● **Objective**
Find each line with the string "HireVue" and report it.
===============
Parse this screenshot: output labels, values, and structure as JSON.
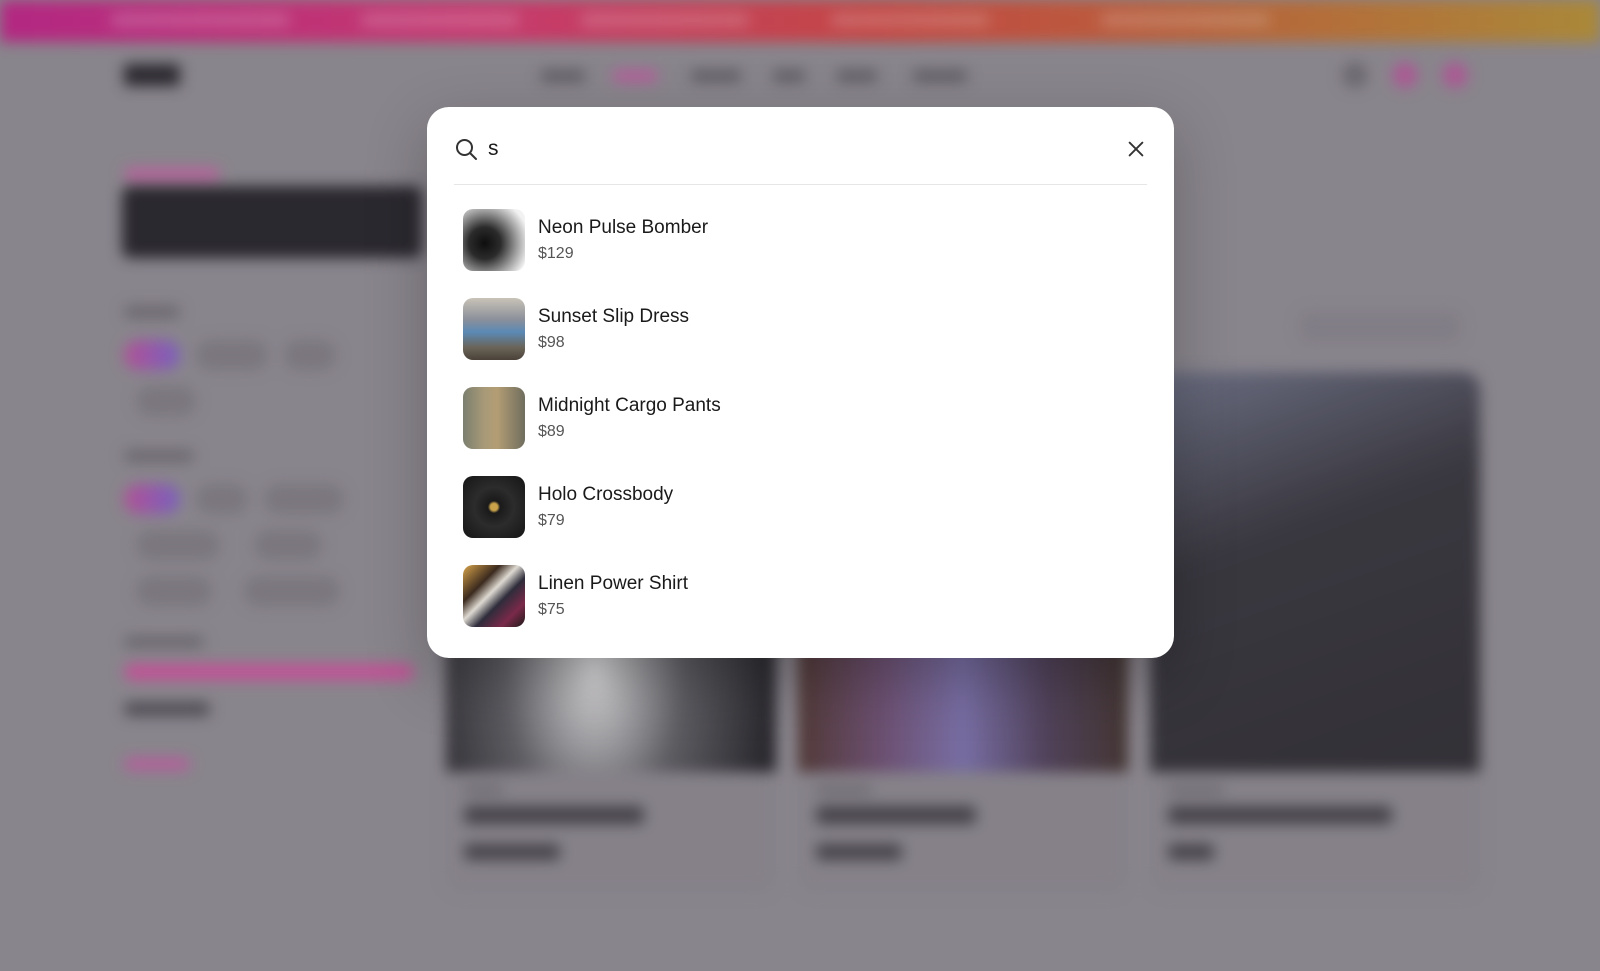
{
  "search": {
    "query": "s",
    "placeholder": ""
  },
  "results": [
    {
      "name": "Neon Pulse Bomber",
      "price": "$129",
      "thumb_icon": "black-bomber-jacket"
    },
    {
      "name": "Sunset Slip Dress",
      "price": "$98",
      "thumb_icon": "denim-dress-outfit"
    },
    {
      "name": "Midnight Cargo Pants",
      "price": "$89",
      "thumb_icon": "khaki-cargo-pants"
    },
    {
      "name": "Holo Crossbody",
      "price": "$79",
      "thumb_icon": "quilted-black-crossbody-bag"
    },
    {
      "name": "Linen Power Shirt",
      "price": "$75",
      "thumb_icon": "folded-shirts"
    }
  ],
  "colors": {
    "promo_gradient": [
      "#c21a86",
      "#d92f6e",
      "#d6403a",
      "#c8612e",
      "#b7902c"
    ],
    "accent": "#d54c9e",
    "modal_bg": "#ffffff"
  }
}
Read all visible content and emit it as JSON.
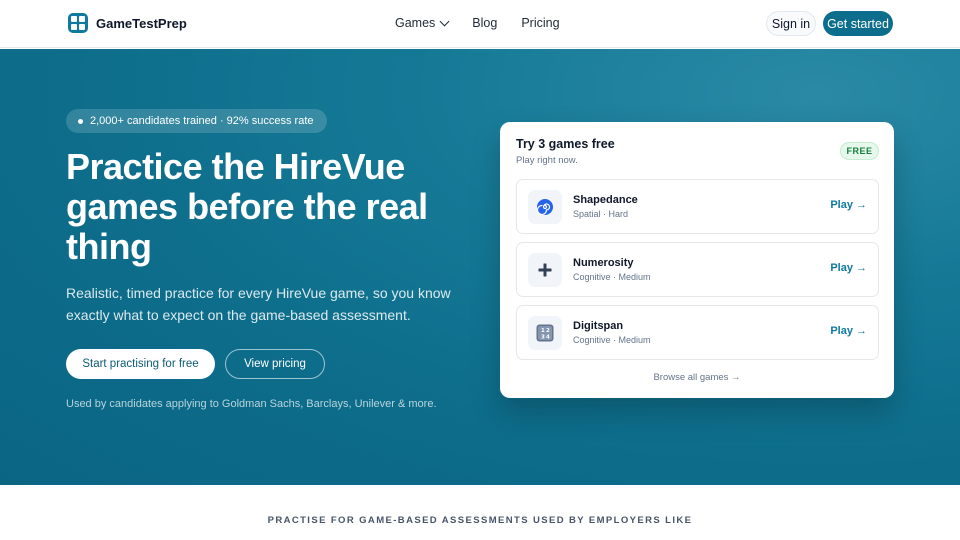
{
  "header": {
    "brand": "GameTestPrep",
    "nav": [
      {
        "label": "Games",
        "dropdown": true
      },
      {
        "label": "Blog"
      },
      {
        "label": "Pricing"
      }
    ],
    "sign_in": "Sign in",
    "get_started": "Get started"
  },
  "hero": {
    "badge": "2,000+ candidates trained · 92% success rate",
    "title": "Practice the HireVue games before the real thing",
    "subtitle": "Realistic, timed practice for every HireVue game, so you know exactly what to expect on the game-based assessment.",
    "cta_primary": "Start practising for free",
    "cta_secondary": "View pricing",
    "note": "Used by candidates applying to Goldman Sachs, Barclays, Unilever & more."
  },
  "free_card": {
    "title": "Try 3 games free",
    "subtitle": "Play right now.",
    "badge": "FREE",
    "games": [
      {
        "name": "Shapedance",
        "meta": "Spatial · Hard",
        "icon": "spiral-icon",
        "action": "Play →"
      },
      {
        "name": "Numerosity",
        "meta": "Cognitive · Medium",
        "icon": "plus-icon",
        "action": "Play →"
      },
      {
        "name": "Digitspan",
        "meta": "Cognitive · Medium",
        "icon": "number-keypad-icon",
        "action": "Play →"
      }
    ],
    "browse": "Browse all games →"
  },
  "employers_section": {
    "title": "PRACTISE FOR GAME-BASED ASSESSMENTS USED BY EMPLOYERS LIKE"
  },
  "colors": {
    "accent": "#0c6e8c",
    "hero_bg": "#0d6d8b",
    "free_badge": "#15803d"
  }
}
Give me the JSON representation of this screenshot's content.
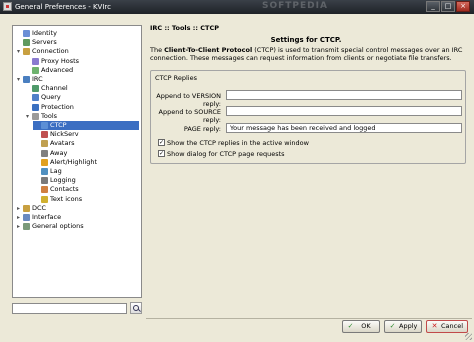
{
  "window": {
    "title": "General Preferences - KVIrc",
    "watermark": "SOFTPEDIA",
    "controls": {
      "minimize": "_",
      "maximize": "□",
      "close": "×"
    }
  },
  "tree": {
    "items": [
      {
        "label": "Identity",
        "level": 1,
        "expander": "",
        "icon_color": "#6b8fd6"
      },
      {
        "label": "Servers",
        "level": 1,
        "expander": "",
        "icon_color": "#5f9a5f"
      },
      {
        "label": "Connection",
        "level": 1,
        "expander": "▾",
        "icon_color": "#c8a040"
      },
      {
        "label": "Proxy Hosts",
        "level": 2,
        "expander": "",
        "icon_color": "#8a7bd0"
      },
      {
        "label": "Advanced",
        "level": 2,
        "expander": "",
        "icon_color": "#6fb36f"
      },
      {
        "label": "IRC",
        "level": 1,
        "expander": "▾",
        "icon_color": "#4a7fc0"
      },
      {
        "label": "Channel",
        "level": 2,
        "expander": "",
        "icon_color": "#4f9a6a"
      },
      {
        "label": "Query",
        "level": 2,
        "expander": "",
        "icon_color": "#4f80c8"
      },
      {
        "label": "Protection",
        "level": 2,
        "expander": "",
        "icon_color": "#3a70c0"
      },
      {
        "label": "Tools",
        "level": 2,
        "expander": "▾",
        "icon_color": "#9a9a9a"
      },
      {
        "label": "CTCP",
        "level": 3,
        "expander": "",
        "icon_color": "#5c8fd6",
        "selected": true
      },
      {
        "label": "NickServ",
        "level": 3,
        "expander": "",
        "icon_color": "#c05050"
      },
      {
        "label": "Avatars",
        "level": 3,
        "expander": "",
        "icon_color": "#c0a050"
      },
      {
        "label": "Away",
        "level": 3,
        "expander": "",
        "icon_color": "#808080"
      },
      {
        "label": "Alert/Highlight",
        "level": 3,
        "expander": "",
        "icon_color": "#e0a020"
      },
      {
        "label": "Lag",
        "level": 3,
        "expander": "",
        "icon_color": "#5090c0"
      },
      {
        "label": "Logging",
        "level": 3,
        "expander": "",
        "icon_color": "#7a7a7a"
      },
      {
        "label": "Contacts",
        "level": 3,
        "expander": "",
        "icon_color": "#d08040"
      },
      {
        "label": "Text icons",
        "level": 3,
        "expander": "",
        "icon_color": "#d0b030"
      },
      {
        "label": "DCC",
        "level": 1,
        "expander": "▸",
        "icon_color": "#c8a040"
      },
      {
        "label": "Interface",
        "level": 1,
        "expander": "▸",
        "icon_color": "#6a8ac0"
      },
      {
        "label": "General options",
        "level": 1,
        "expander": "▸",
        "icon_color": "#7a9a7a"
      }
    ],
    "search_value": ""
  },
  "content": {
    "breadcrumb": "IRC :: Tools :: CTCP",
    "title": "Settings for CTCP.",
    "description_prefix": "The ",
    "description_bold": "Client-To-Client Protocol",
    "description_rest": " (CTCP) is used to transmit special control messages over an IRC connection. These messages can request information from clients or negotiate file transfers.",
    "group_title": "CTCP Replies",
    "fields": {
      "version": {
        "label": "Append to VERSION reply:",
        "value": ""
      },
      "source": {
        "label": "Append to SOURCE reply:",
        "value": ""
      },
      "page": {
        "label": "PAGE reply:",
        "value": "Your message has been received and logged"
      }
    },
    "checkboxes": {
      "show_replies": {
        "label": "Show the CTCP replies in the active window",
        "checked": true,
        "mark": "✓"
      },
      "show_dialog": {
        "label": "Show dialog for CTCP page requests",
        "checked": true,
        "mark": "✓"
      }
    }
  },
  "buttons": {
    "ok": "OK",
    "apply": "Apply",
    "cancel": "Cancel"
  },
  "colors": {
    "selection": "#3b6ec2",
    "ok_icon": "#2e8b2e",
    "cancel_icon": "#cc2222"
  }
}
===============
● **Solution to this exercise**
    "title": "Practice the HireVue games before the real thing",
    "subtitle": "Realistic, timed practice for every HireVue game, so you know exactly what to expect on the game-based assessment.",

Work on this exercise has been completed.